WORK TO COMPLETE – Skip the pictures. Reproduce all other material exactly.

━━━━━ GIVEN ENTRIES

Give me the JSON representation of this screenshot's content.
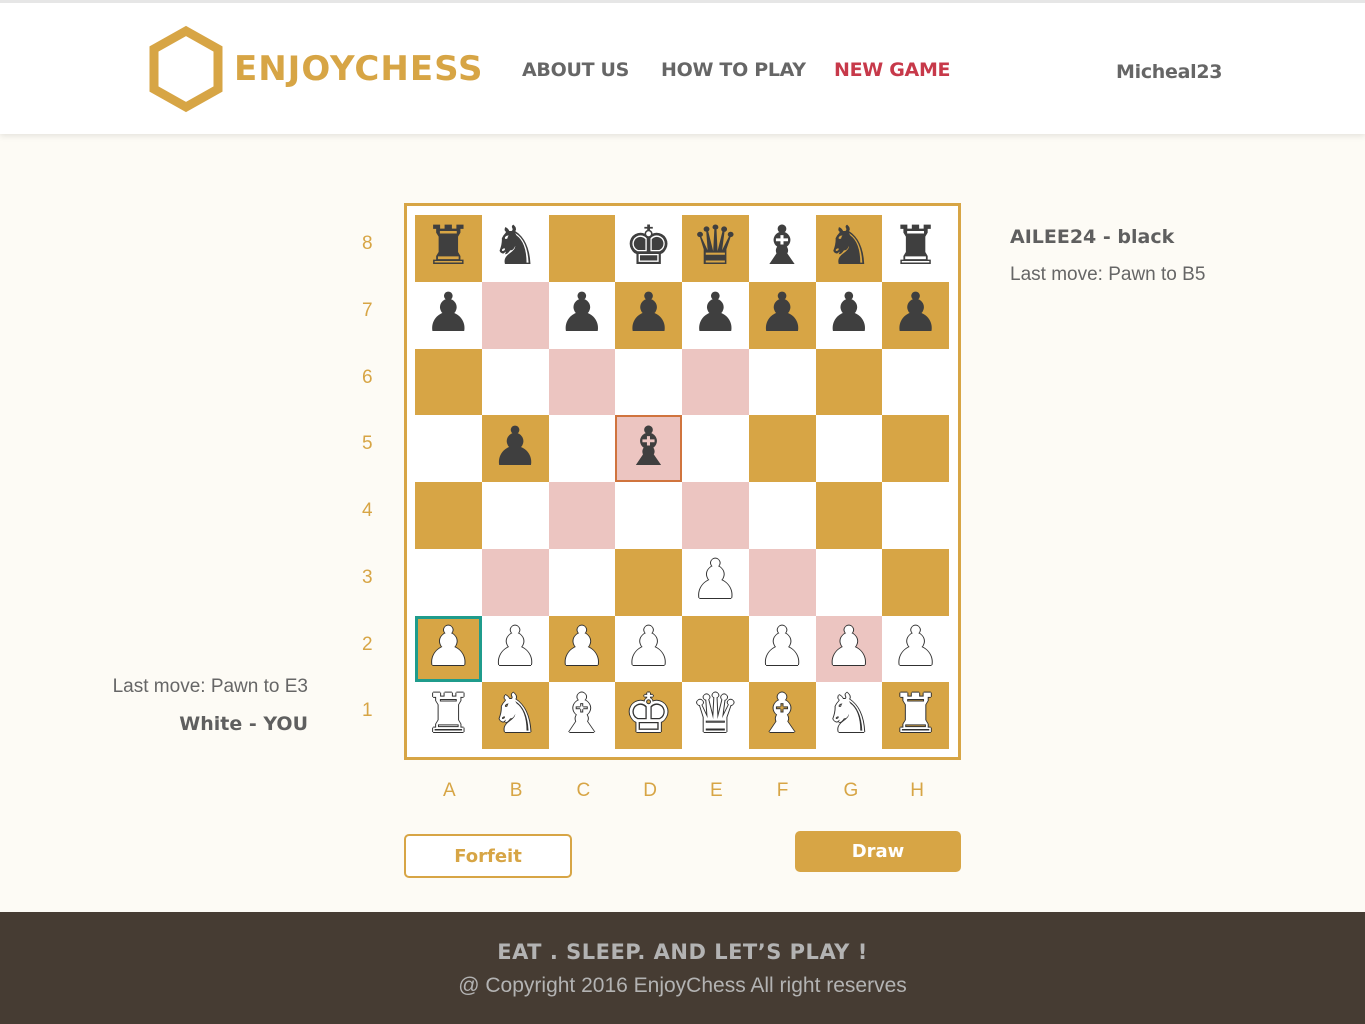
{
  "header": {
    "logo_text": "ENJOYCHESS",
    "nav": [
      {
        "label": "ABOUT US"
      },
      {
        "label": "HOW TO PLAY"
      },
      {
        "label": "NEW GAME",
        "active": true
      }
    ],
    "username": "Micheal23"
  },
  "colors": {
    "accent": "#d7a545",
    "active_nav": "#c7394a",
    "highlight": "#ecc5c1",
    "selected_border": "#d0743e",
    "focus_border": "#1f9c8c",
    "footer_bg": "#463c33"
  },
  "board": {
    "ranks": [
      "8",
      "7",
      "6",
      "5",
      "4",
      "3",
      "2",
      "1"
    ],
    "files": [
      "A",
      "B",
      "C",
      "D",
      "E",
      "F",
      "G",
      "H"
    ],
    "rows": [
      [
        "br",
        "bn",
        "",
        "bk",
        "bq",
        "bb",
        "bn",
        "br"
      ],
      [
        "bp",
        "",
        "bp",
        "bp",
        "bp",
        "bp",
        "bp",
        "bp"
      ],
      [
        "",
        "",
        "",
        "",
        "",
        "",
        "",
        ""
      ],
      [
        "",
        "bp",
        "",
        "bb",
        "",
        "",
        "",
        ""
      ],
      [
        "",
        "",
        "",
        "",
        "",
        "",
        "",
        ""
      ],
      [
        "",
        "",
        "",
        "",
        "wp",
        "",
        "",
        ""
      ],
      [
        "wp",
        "wp",
        "wp",
        "wp",
        "",
        "wp",
        "wp",
        "wp"
      ],
      [
        "wr",
        "wn",
        "wb",
        "wk",
        "wq",
        "wb",
        "wn",
        "wr"
      ]
    ],
    "highlighted_squares": [
      "B7",
      "C6",
      "E6",
      "C4",
      "E4",
      "B3",
      "F3",
      "G2"
    ],
    "selected_square": "D5",
    "focused_square": "A2"
  },
  "opponent": {
    "name_label": "AILEE24 - black",
    "last_move": "Last move: Pawn to B5"
  },
  "player": {
    "last_move": "Last move: Pawn to E3",
    "name_label": "White - YOU"
  },
  "actions": {
    "forfeit_label": "Forfeit",
    "draw_label": "Draw"
  },
  "footer": {
    "slogan": "EAT . SLEEP. AND LET’S PLAY !",
    "copyright": "@ Copyright 2016 EnjoyChess All right reserves"
  }
}
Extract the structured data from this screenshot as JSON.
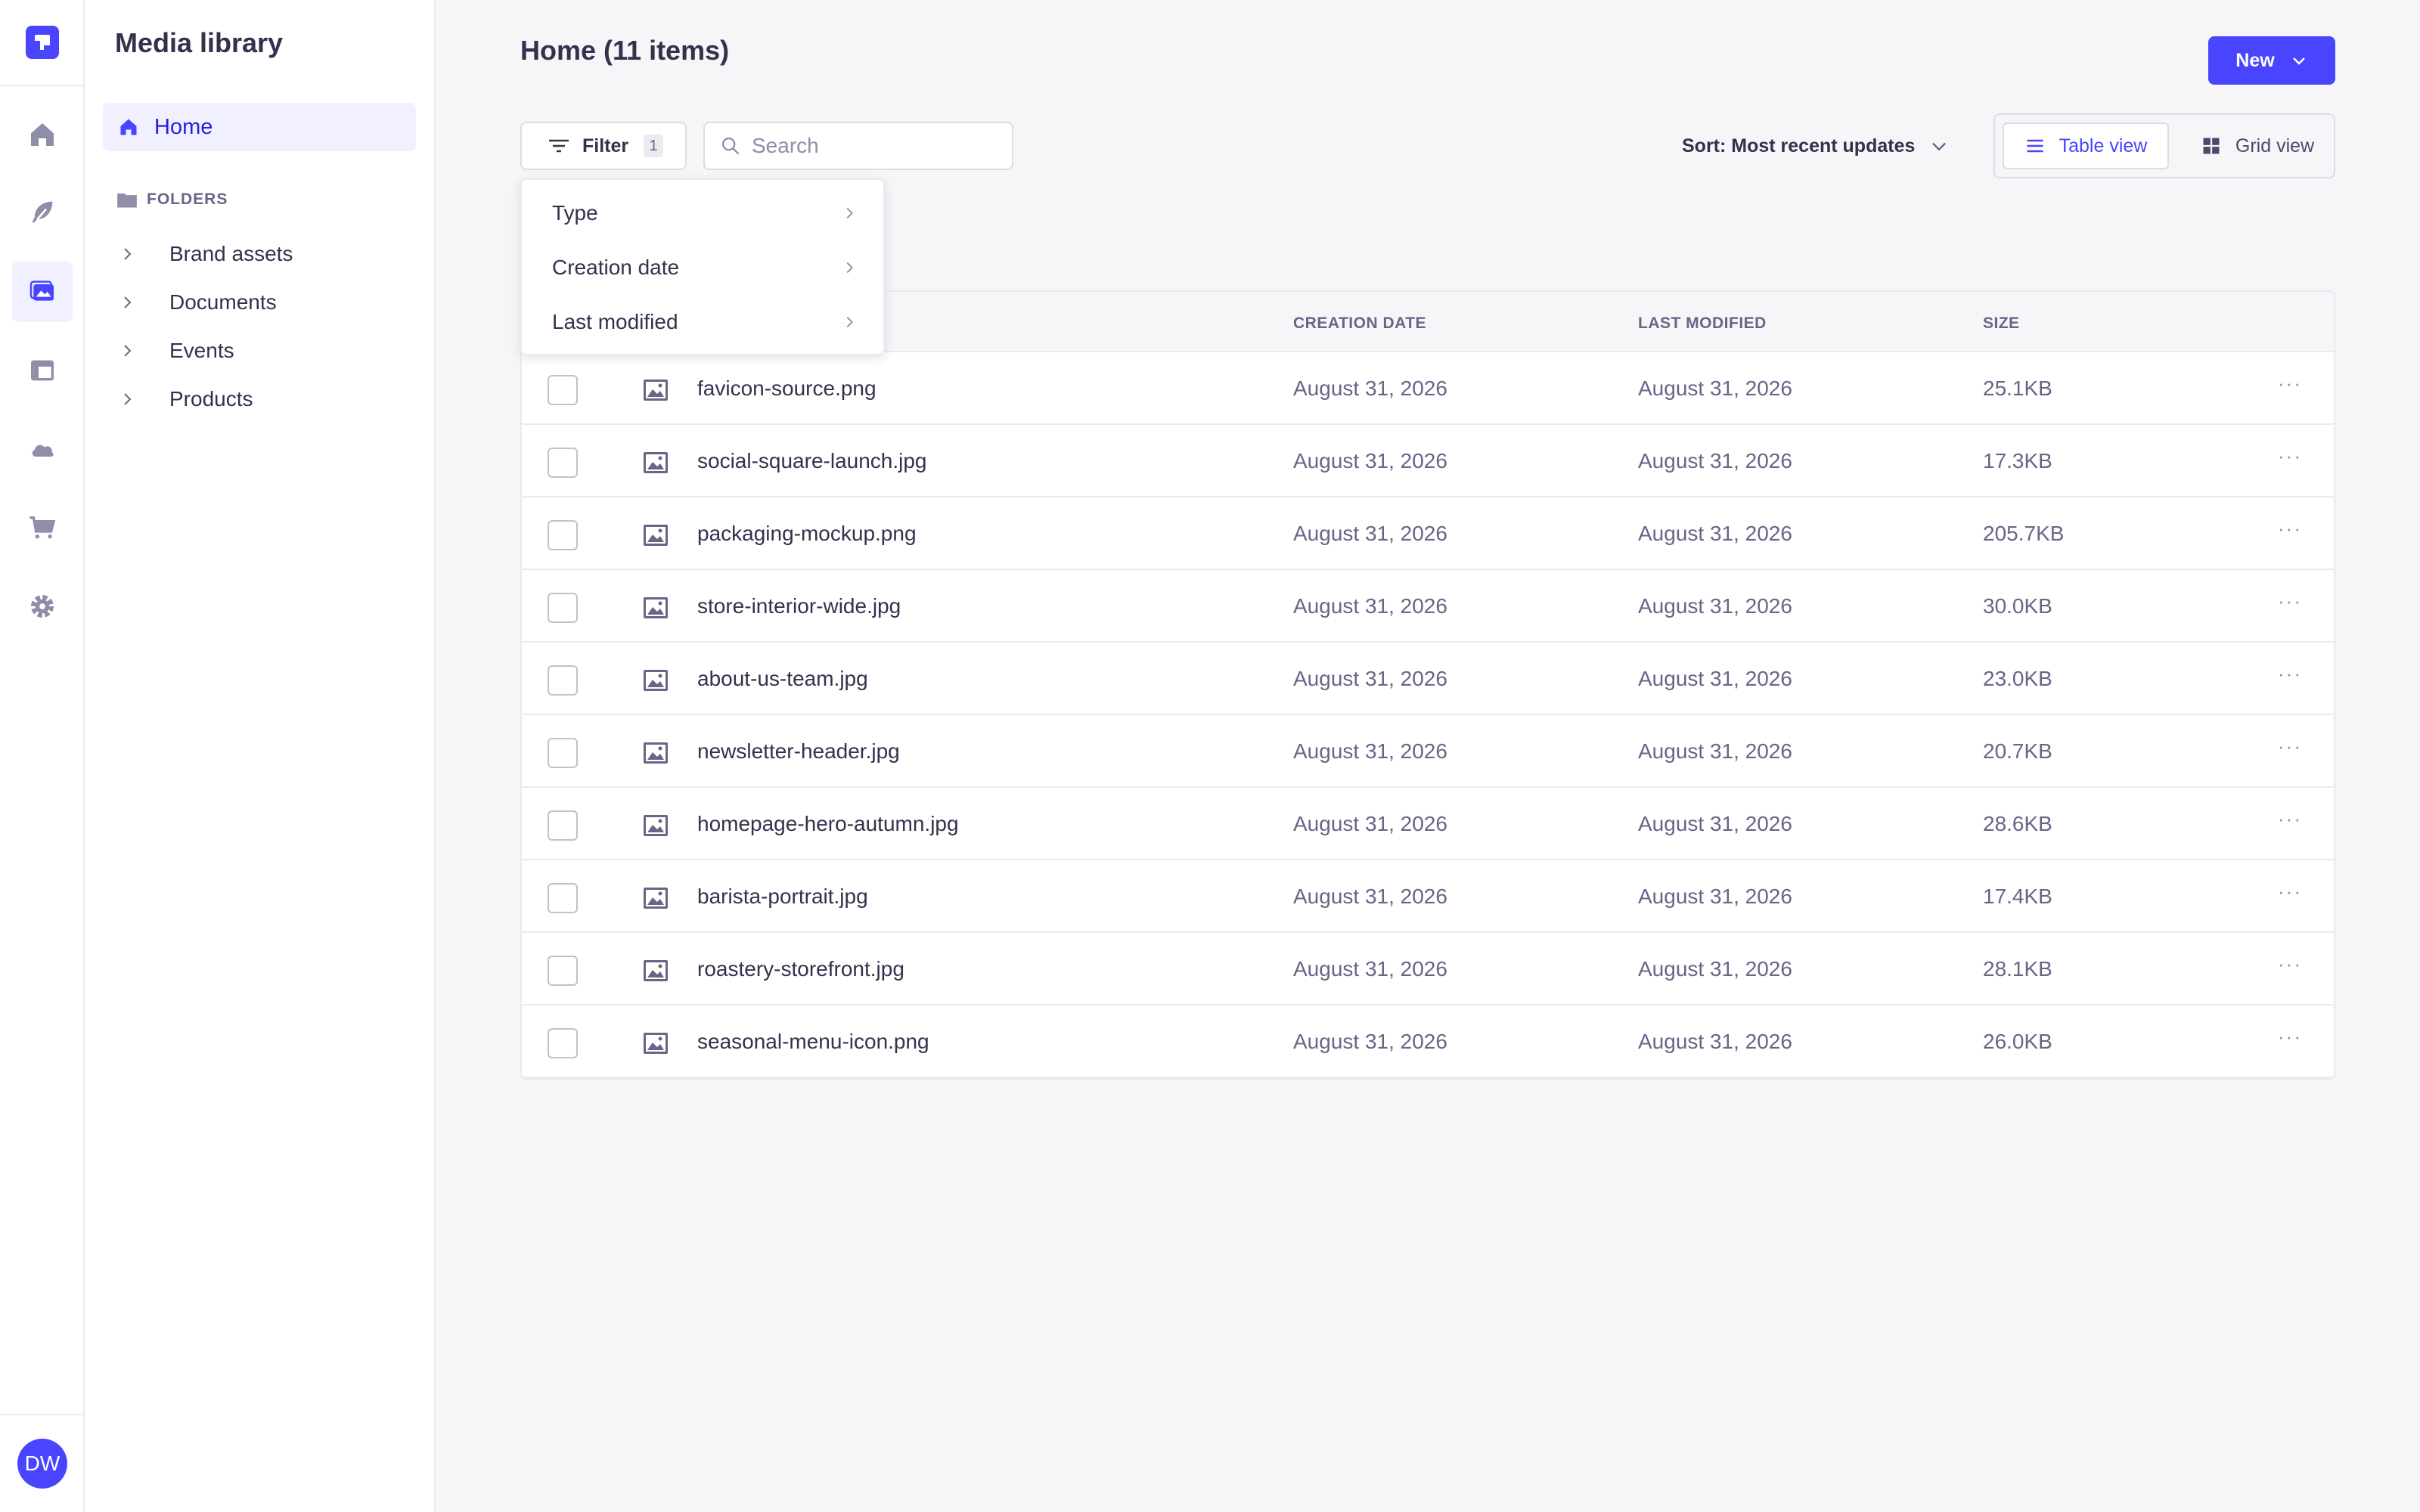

━━━━━━━━━━

RESPONSE TO THIS EXERCISE –
Give me the JSON representation of this screenshot's content.
{
  "header": {
    "logo_text": "ENJOYCHESS",
    "nav": [
      {
        "label": "ABOUT US"
      },
      {
        "label": "HOW TO PLAY"
      },
      {
        "label": "NEW GAME",
        "active": true
      }
    ],
    "username": "Micheal23"
  },
  "colors": {
    "accent": "#d7a545",
    "active_nav": "#c7394a",
    "highlight": "#ecc5c1",
    "selected_border": "#d0743e",
    "focus_border": "#1f9c8c",
    "footer_bg": "#463c33"
  },
  "board": {
    "ranks": [
      "8",
      "7",
      "6",
      "5",
      "4",
      "3",
      "2",
      "1"
    ],
    "files": [
      "A",
      "B",
      "C",
      "D",
      "E",
      "F",
      "G",
      "H"
    ],
    "rows": [
      [
        "br",
        "bn",
        "",
        "bk",
        "bq",
        "bb",
        "bn",
        "br"
      ],
      [
        "bp",
        "",
        "bp",
        "bp",
        "bp",
        "bp",
        "bp",
        "bp"
      ],
      [
        "",
        "",
        "",
        "",
        "",
        "",
        "",
        ""
      ],
      [
        "",
        "bp",
        "",
        "bb",
        "",
        "",
        "",
        ""
      ],
      [
        "",
        "",
        "",
        "",
        "",
        "",
        "",
        ""
      ],
      [
        "",
        "",
        "",
        "",
        "wp",
        "",
        "",
        ""
      ],
      [
        "wp",
        "wp",
        "wp",
        "wp",
        "",
        "wp",
        "wp",
        "wp"
      ],
      [
        "wr",
        "wn",
        "wb",
        "wk",
        "wq",
        "wb",
        "wn",
        "wr"
      ]
    ],
    "highlighted_squares": [
      "B7",
      "C6",
      "E6",
      "C4",
      "E4",
      "B3",
      "F3",
      "G2"
    ],
    "selected_square": "D5",
    "focused_square": "A2"
  },
  "opponent": {
    "name_label": "AILEE24 - black",
    "last_move": "Last move: Pawn to B5"
  },
  "player": {
    "last_move": "Last move: Pawn to E3",
    "name_label": "White - YOU"
  },
  "actions": {
    "forfeit_label": "Forfeit",
    "draw_label": "Draw"
  },
  "footer": {
    "slogan": "EAT . SLEEP. AND LET’S PLAY !",
    "copyright": "@ Copyright 2016 EnjoyChess All right reserves"
  }
}
Extract the structured data from this screenshot as JSON.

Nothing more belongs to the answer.